[Stored dataset items]
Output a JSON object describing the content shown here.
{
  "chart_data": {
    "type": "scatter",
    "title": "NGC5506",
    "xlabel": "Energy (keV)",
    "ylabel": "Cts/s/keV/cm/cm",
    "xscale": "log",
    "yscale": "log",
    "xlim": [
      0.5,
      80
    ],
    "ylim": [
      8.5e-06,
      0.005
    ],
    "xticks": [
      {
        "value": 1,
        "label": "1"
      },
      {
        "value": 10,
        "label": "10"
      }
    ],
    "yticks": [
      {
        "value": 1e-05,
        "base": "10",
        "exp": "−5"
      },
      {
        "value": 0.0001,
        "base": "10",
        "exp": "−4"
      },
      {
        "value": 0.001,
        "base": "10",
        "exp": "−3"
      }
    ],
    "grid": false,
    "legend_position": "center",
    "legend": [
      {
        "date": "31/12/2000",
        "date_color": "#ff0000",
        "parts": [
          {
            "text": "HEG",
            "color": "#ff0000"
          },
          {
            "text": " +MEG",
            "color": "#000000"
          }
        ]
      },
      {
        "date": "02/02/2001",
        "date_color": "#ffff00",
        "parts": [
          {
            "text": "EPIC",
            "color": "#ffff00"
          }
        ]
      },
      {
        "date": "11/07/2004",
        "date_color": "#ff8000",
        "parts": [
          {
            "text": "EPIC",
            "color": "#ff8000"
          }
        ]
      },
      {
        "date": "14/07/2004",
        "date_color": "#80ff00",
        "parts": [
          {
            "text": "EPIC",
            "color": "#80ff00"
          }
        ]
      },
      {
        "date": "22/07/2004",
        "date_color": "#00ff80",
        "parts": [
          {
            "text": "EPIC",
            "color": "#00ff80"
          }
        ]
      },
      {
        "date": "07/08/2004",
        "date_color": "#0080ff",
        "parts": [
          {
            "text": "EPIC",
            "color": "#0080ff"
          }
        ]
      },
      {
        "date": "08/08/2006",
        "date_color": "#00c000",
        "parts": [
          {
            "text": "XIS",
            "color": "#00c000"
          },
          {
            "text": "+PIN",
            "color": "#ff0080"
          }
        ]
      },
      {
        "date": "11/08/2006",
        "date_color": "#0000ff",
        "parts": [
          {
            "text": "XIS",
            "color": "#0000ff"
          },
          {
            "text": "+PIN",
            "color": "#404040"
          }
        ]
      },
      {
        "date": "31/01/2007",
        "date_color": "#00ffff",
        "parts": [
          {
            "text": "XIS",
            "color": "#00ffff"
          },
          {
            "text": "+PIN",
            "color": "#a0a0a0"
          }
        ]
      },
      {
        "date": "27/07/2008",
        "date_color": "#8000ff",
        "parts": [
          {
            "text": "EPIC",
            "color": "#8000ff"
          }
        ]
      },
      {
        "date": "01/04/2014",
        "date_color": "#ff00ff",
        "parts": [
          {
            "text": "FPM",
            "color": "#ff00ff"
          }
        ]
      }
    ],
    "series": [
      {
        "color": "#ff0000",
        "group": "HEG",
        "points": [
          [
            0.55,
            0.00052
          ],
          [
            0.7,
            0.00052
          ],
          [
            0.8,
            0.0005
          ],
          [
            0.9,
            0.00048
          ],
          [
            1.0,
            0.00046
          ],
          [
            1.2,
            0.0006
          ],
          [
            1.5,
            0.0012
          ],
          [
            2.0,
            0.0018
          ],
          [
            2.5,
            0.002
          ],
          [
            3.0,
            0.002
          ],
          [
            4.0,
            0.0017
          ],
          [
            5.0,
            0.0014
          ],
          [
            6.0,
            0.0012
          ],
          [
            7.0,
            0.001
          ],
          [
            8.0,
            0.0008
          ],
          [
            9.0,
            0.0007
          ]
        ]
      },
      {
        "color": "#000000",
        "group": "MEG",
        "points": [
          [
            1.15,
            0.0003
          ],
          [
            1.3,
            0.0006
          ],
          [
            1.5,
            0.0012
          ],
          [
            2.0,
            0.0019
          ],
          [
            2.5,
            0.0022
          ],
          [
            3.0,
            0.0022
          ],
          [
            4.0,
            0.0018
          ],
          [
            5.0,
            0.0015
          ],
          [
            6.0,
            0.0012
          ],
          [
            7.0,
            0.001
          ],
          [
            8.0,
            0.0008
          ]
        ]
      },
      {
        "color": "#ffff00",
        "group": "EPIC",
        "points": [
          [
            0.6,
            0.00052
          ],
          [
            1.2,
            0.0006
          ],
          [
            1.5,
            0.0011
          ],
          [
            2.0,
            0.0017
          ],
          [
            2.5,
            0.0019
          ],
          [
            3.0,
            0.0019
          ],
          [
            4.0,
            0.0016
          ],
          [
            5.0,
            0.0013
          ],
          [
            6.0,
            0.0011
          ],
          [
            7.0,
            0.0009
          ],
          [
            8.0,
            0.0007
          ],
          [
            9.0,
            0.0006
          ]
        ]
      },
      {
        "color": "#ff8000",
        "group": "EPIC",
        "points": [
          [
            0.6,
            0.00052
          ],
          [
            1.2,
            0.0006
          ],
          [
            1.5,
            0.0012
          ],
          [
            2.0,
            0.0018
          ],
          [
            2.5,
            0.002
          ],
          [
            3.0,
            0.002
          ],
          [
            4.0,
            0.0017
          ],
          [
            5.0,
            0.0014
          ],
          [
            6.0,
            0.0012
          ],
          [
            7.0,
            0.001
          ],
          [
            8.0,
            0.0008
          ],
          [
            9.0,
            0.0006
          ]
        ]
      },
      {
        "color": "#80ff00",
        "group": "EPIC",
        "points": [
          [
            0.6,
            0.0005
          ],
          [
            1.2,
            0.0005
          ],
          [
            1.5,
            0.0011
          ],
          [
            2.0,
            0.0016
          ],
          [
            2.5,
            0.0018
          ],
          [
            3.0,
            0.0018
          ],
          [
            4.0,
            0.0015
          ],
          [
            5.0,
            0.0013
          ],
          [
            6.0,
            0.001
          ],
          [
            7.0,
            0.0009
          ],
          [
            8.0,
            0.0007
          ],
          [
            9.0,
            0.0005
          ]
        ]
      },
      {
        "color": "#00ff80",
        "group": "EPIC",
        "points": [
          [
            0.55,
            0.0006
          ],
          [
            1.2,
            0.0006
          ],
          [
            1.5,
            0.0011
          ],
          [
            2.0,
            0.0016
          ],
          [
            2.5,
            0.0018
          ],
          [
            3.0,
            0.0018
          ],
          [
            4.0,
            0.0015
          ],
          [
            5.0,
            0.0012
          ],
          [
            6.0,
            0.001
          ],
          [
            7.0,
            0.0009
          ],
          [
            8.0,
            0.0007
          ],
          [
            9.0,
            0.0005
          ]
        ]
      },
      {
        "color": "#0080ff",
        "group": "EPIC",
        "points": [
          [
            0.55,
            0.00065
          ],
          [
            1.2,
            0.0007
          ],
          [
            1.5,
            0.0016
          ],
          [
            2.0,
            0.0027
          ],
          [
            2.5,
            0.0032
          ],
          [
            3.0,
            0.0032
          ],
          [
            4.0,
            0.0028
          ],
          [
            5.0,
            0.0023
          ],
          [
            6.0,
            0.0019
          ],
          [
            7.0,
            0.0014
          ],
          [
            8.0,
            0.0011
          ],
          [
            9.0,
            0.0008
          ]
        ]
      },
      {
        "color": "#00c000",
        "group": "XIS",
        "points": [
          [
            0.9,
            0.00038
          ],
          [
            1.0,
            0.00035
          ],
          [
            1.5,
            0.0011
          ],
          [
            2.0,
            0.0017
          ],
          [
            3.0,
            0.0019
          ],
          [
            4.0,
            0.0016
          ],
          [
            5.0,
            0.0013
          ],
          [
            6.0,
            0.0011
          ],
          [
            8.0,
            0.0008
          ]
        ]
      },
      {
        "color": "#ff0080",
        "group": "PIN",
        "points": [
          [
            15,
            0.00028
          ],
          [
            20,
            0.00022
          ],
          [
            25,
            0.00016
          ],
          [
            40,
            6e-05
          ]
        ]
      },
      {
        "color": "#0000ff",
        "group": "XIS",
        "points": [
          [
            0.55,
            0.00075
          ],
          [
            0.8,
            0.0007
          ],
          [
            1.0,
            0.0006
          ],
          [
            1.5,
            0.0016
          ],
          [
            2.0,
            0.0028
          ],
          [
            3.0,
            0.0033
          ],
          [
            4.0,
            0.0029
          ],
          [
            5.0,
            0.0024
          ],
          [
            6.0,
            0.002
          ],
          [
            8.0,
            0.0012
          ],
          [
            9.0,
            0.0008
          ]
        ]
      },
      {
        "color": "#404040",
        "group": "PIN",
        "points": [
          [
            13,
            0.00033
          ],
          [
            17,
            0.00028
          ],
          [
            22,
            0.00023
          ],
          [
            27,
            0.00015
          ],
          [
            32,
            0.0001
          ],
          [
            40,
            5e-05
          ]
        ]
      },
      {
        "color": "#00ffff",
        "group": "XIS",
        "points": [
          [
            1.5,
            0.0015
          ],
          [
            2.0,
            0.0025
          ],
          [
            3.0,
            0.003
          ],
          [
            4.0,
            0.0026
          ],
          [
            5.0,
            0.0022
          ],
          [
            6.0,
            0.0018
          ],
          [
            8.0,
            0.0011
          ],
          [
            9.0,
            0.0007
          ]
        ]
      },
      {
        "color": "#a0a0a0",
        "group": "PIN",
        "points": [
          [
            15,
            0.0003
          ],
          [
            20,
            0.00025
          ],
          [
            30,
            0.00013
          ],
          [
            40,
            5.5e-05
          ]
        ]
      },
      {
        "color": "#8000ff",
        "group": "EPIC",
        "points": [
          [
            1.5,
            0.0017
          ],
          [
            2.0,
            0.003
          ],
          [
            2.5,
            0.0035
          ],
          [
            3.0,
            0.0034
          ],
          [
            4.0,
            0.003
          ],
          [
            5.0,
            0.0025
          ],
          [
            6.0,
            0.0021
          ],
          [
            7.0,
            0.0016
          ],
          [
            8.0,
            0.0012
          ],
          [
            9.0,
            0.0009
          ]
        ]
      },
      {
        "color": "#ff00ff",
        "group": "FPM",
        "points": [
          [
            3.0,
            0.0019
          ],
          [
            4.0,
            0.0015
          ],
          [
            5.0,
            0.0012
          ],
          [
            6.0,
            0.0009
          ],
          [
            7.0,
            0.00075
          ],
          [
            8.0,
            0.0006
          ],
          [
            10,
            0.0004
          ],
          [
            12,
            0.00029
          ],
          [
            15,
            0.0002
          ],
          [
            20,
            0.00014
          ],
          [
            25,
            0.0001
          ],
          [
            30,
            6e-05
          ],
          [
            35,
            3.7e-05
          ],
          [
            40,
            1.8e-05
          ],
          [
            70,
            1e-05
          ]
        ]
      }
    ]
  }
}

Task statement: Look through the entries above and report each line where the string "value" occurs.

Correct output:
        "value": 1,
        "value": 10,
        "value": 1e-05,
        "value": 0.0001,
        "value": 0.001,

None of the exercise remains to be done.